== What the exercise asks ==
Give the data below again exactly as written, without its pictures.

== Entries provided ==
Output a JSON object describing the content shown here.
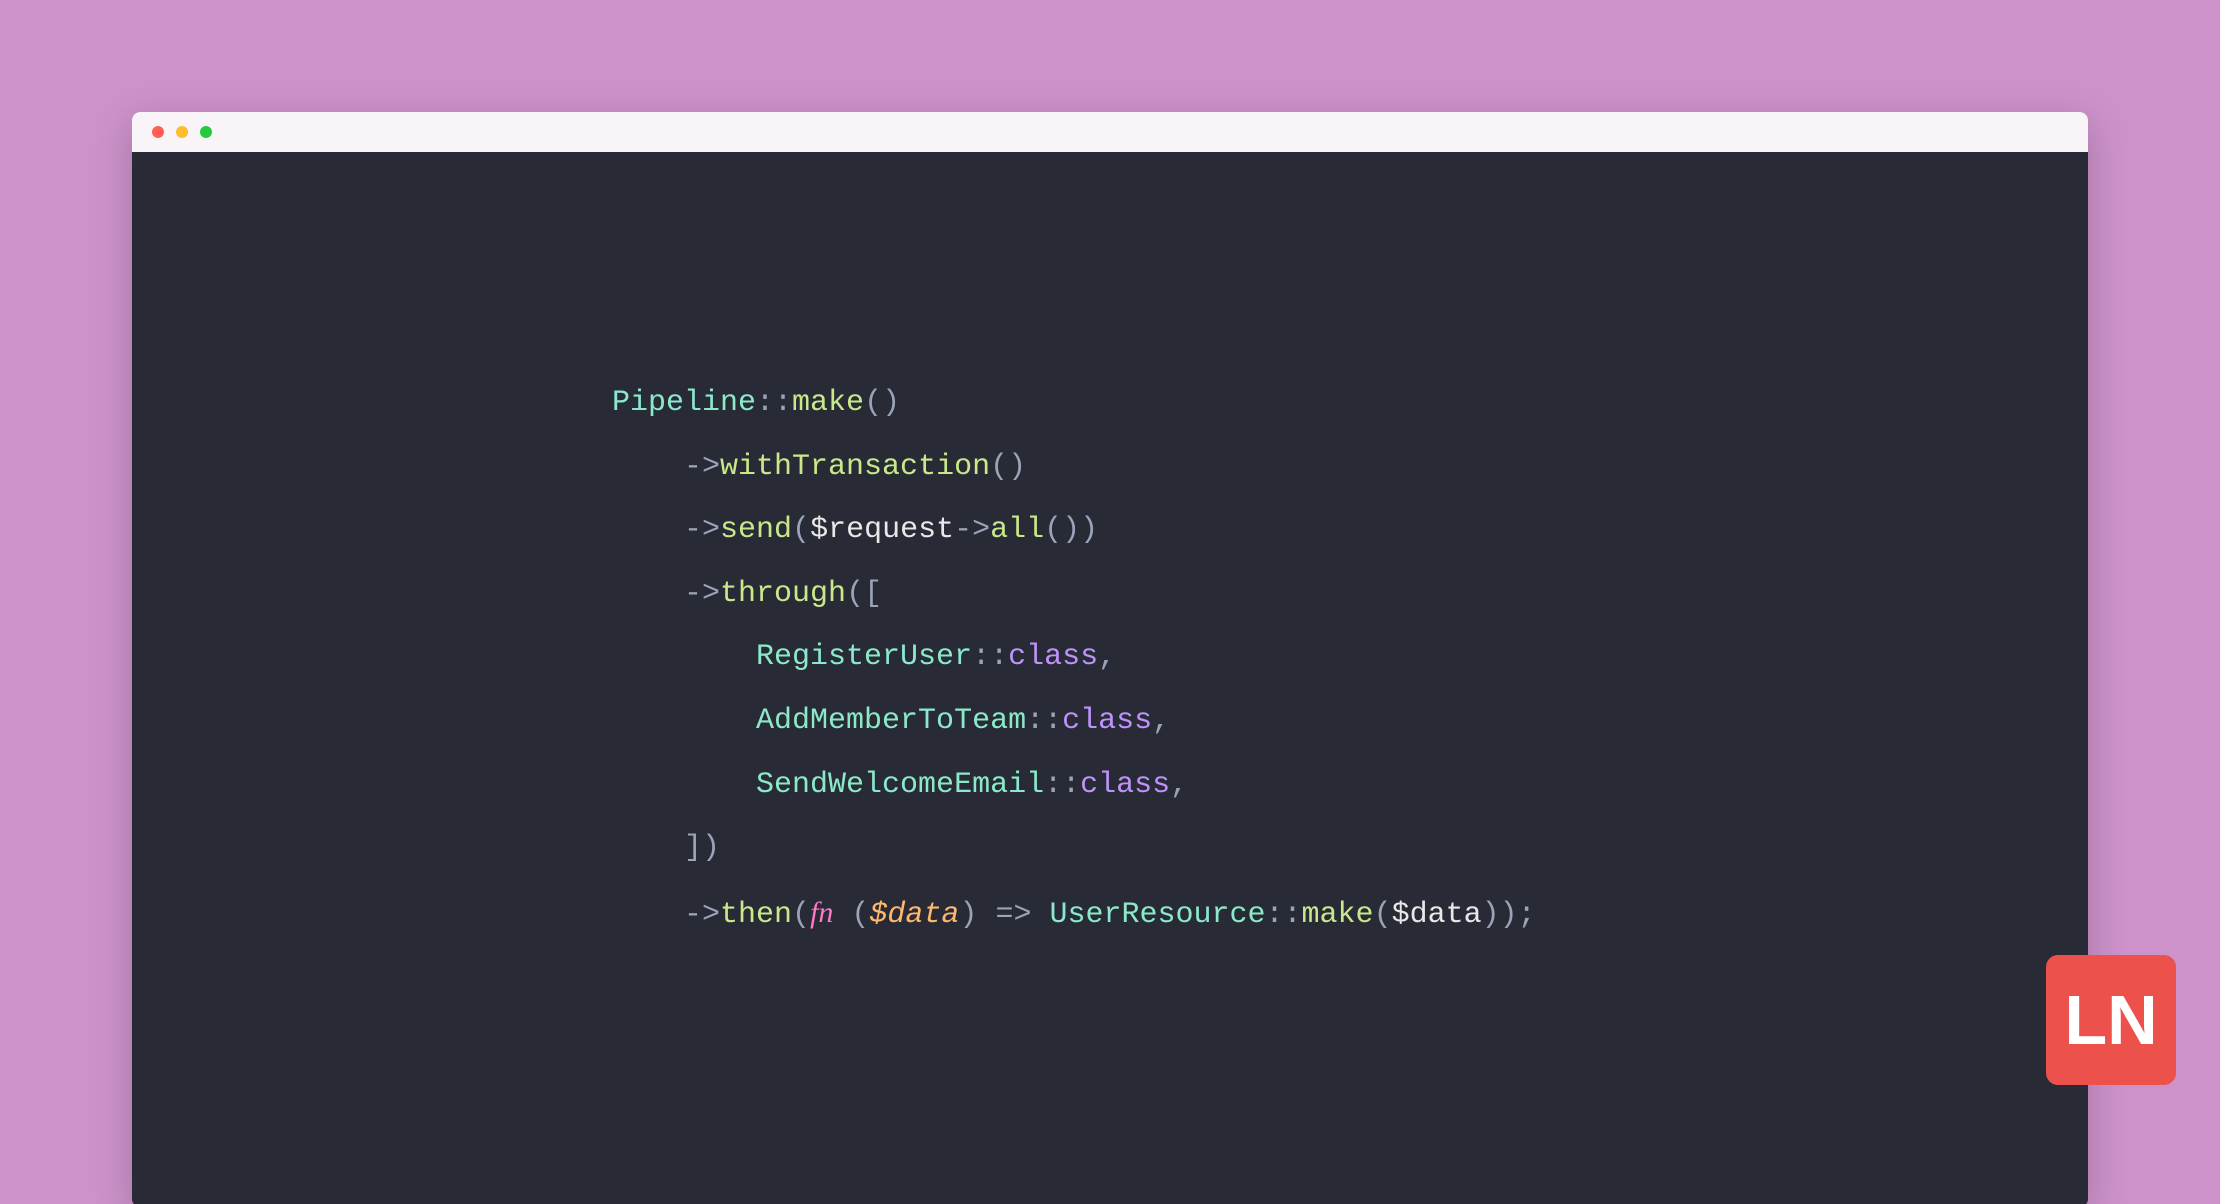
{
  "code": {
    "tokens": [
      [
        {
          "t": "Pipeline",
          "c": "c-class"
        },
        {
          "t": "::",
          "c": "c-punct"
        },
        {
          "t": "make",
          "c": "c-method"
        },
        {
          "t": "()",
          "c": "c-punct"
        }
      ],
      [
        {
          "t": "    ",
          "c": ""
        },
        {
          "t": "->",
          "c": "c-punct"
        },
        {
          "t": "withTransaction",
          "c": "c-method"
        },
        {
          "t": "()",
          "c": "c-punct"
        }
      ],
      [
        {
          "t": "    ",
          "c": ""
        },
        {
          "t": "->",
          "c": "c-punct"
        },
        {
          "t": "send",
          "c": "c-method"
        },
        {
          "t": "(",
          "c": "c-punct"
        },
        {
          "t": "$request",
          "c": "c-var"
        },
        {
          "t": "->",
          "c": "c-punct"
        },
        {
          "t": "all",
          "c": "c-method"
        },
        {
          "t": "())",
          "c": "c-punct"
        }
      ],
      [
        {
          "t": "    ",
          "c": ""
        },
        {
          "t": "->",
          "c": "c-punct"
        },
        {
          "t": "through",
          "c": "c-method"
        },
        {
          "t": "([",
          "c": "c-punct"
        }
      ],
      [
        {
          "t": "        ",
          "c": ""
        },
        {
          "t": "RegisterUser",
          "c": "c-class"
        },
        {
          "t": "::",
          "c": "c-punct"
        },
        {
          "t": "class",
          "c": "c-const"
        },
        {
          "t": ",",
          "c": "c-punct"
        }
      ],
      [
        {
          "t": "        ",
          "c": ""
        },
        {
          "t": "AddMemberToTeam",
          "c": "c-class"
        },
        {
          "t": "::",
          "c": "c-punct"
        },
        {
          "t": "class",
          "c": "c-const"
        },
        {
          "t": ",",
          "c": "c-punct"
        }
      ],
      [
        {
          "t": "        ",
          "c": ""
        },
        {
          "t": "SendWelcomeEmail",
          "c": "c-class"
        },
        {
          "t": "::",
          "c": "c-punct"
        },
        {
          "t": "class",
          "c": "c-const"
        },
        {
          "t": ",",
          "c": "c-punct"
        }
      ],
      [
        {
          "t": "    ",
          "c": ""
        },
        {
          "t": "])",
          "c": "c-punct"
        }
      ],
      [
        {
          "t": "    ",
          "c": ""
        },
        {
          "t": "->",
          "c": "c-punct"
        },
        {
          "t": "then",
          "c": "c-method"
        },
        {
          "t": "(",
          "c": "c-punct"
        },
        {
          "t": "fn",
          "c": "c-kw-fn"
        },
        {
          "t": " (",
          "c": "c-punct"
        },
        {
          "t": "$data",
          "c": "c-param"
        },
        {
          "t": ") ",
          "c": "c-punct"
        },
        {
          "t": "=>",
          "c": "c-punct"
        },
        {
          "t": " ",
          "c": ""
        },
        {
          "t": "UserResource",
          "c": "c-class"
        },
        {
          "t": "::",
          "c": "c-punct"
        },
        {
          "t": "make",
          "c": "c-method"
        },
        {
          "t": "(",
          "c": "c-punct"
        },
        {
          "t": "$data",
          "c": "c-var"
        },
        {
          "t": "));",
          "c": "c-punct"
        }
      ]
    ]
  },
  "logo": {
    "text": "LN"
  },
  "colors": {
    "background": "#cd92ca",
    "editor_bg": "#282a36",
    "titlebar_bg": "#f9f4f8",
    "logo_bg": "#ec524b",
    "syntax": {
      "class": "#8be9c9",
      "punct": "#9aa3b8",
      "method": "#c8e88a",
      "var": "#e8e8e8",
      "param": "#ffb86c",
      "const": "#bd93f9",
      "kw": "#ff79c6"
    }
  }
}
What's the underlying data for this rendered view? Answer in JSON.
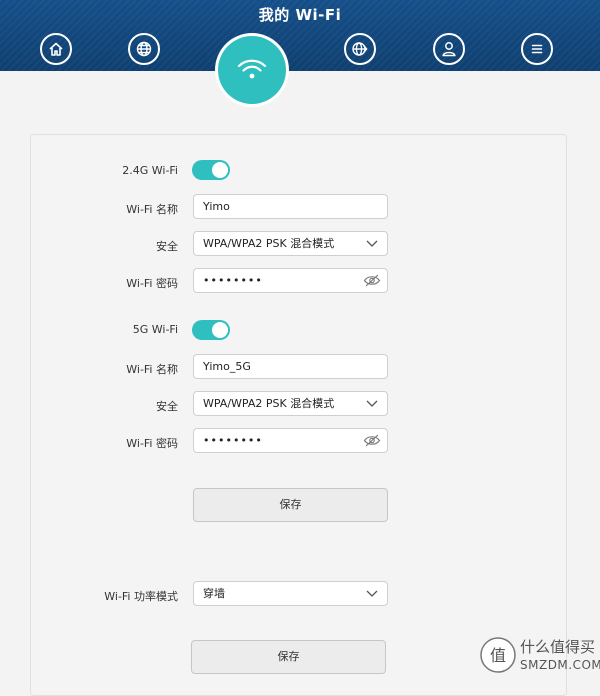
{
  "header": {
    "title": "我的 Wi-Fi",
    "nav": [
      {
        "icon": "home-icon"
      },
      {
        "icon": "globe-icon"
      },
      {
        "icon": "wifi-icon",
        "active": true
      },
      {
        "icon": "network-globe-icon"
      },
      {
        "icon": "user-icon"
      },
      {
        "icon": "menu-icon"
      }
    ],
    "accent_color": "#2fbfbf",
    "bar_color": "#12467a"
  },
  "wifi24": {
    "toggle_label": "2.4G Wi-Fi",
    "enabled": true,
    "name_label": "Wi-Fi 名称",
    "name_value": "Yimo",
    "security_label": "安全",
    "security_value": "WPA/WPA2 PSK 混合模式",
    "password_label": "Wi-Fi 密码",
    "password_value": "••••••••"
  },
  "wifi5": {
    "toggle_label": "5G Wi-Fi",
    "enabled": true,
    "name_label": "Wi-Fi 名称",
    "name_value": "Yimo_5G",
    "security_label": "安全",
    "security_value": "WPA/WPA2 PSK 混合模式",
    "password_label": "Wi-Fi 密码",
    "password_value": "••••••••"
  },
  "save_label": "保存",
  "power": {
    "label": "Wi-Fi 功率模式",
    "value": "穿墙"
  },
  "save_label_2": "保存",
  "watermark": {
    "line1": "什么值得买",
    "line2": "SMZDM.COM"
  }
}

== Result for this exercise ==
Output a JSON object describing the content shown here.
{
  "code": {
    "tokens": [
      [
        {
          "t": "Pipeline",
          "c": "c-class"
        },
        {
          "t": "::",
          "c": "c-punct"
        },
        {
          "t": "make",
          "c": "c-method"
        },
        {
          "t": "()",
          "c": "c-punct"
        }
      ],
      [
        {
          "t": "    ",
          "c": ""
        },
        {
          "t": "->",
          "c": "c-punct"
        },
        {
          "t": "withTransaction",
          "c": "c-method"
        },
        {
          "t": "()",
          "c": "c-punct"
        }
      ],
      [
        {
          "t": "    ",
          "c": ""
        },
        {
          "t": "->",
          "c": "c-punct"
        },
        {
          "t": "send",
          "c": "c-method"
        },
        {
          "t": "(",
          "c": "c-punct"
        },
        {
          "t": "$request",
          "c": "c-var"
        },
        {
          "t": "->",
          "c": "c-punct"
        },
        {
          "t": "all",
          "c": "c-method"
        },
        {
          "t": "())",
          "c": "c-punct"
        }
      ],
      [
        {
          "t": "    ",
          "c": ""
        },
        {
          "t": "->",
          "c": "c-punct"
        },
        {
          "t": "through",
          "c": "c-method"
        },
        {
          "t": "([",
          "c": "c-punct"
        }
      ],
      [
        {
          "t": "        ",
          "c": ""
        },
        {
          "t": "RegisterUser",
          "c": "c-class"
        },
        {
          "t": "::",
          "c": "c-punct"
        },
        {
          "t": "class",
          "c": "c-const"
        },
        {
          "t": ",",
          "c": "c-punct"
        }
      ],
      [
        {
          "t": "        ",
          "c": ""
        },
        {
          "t": "AddMemberToTeam",
          "c": "c-class"
        },
        {
          "t": "::",
          "c": "c-punct"
        },
        {
          "t": "class",
          "c": "c-const"
        },
        {
          "t": ",",
          "c": "c-punct"
        }
      ],
      [
        {
          "t": "        ",
          "c": ""
        },
        {
          "t": "SendWelcomeEmail",
          "c": "c-class"
        },
        {
          "t": "::",
          "c": "c-punct"
        },
        {
          "t": "class",
          "c": "c-const"
        },
        {
          "t": ",",
          "c": "c-punct"
        }
      ],
      [
        {
          "t": "    ",
          "c": ""
        },
        {
          "t": "])",
          "c": "c-punct"
        }
      ],
      [
        {
          "t": "    ",
          "c": ""
        },
        {
          "t": "->",
          "c": "c-punct"
        },
        {
          "t": "then",
          "c": "c-method"
        },
        {
          "t": "(",
          "c": "c-punct"
        },
        {
          "t": "fn",
          "c": "c-kw-fn"
        },
        {
          "t": " (",
          "c": "c-punct"
        },
        {
          "t": "$data",
          "c": "c-param"
        },
        {
          "t": ") ",
          "c": "c-punct"
        },
        {
          "t": "=>",
          "c": "c-punct"
        },
        {
          "t": " ",
          "c": ""
        },
        {
          "t": "UserResource",
          "c": "c-class"
        },
        {
          "t": "::",
          "c": "c-punct"
        },
        {
          "t": "make",
          "c": "c-method"
        },
        {
          "t": "(",
          "c": "c-punct"
        },
        {
          "t": "$data",
          "c": "c-var"
        },
        {
          "t": "));",
          "c": "c-punct"
        }
      ]
    ]
  },
  "logo": {
    "text": "LN"
  },
  "colors": {
    "background": "#cd92ca",
    "editor_bg": "#282a36",
    "titlebar_bg": "#f9f4f8",
    "logo_bg": "#ec524b",
    "syntax": {
      "class": "#8be9c9",
      "punct": "#9aa3b8",
      "method": "#c8e88a",
      "var": "#e8e8e8",
      "param": "#ffb86c",
      "const": "#bd93f9",
      "kw": "#ff79c6"
    }
  }
}
What's the underlying data for this rendered view? Answer in JSON.
{
  "header": {
    "title": "我的 Wi-Fi",
    "nav": [
      {
        "icon": "home-icon"
      },
      {
        "icon": "globe-icon"
      },
      {
        "icon": "wifi-icon",
        "active": true
      },
      {
        "icon": "network-globe-icon"
      },
      {
        "icon": "user-icon"
      },
      {
        "icon": "menu-icon"
      }
    ],
    "accent_color": "#2fbfbf",
    "bar_color": "#12467a"
  },
  "wifi24": {
    "toggle_label": "2.4G Wi-Fi",
    "enabled": true,
    "name_label": "Wi-Fi 名称",
    "name_value": "Yimo",
    "security_label": "安全",
    "security_value": "WPA/WPA2 PSK 混合模式",
    "password_label": "Wi-Fi 密码",
    "password_value": "••••••••"
  },
  "wifi5": {
    "toggle_label": "5G Wi-Fi",
    "enabled": true,
    "name_label": "Wi-Fi 名称",
    "name_value": "Yimo_5G",
    "security_label": "安全",
    "security_value": "WPA/WPA2 PSK 混合模式",
    "password_label": "Wi-Fi 密码",
    "password_value": "••••••••"
  },
  "save_label": "保存",
  "power": {
    "label": "Wi-Fi 功率模式",
    "value": "穿墙"
  },
  "save_label_2": "保存",
  "watermark": {
    "line1": "什么值得买",
    "line2": "SMZDM.COM"
  }
}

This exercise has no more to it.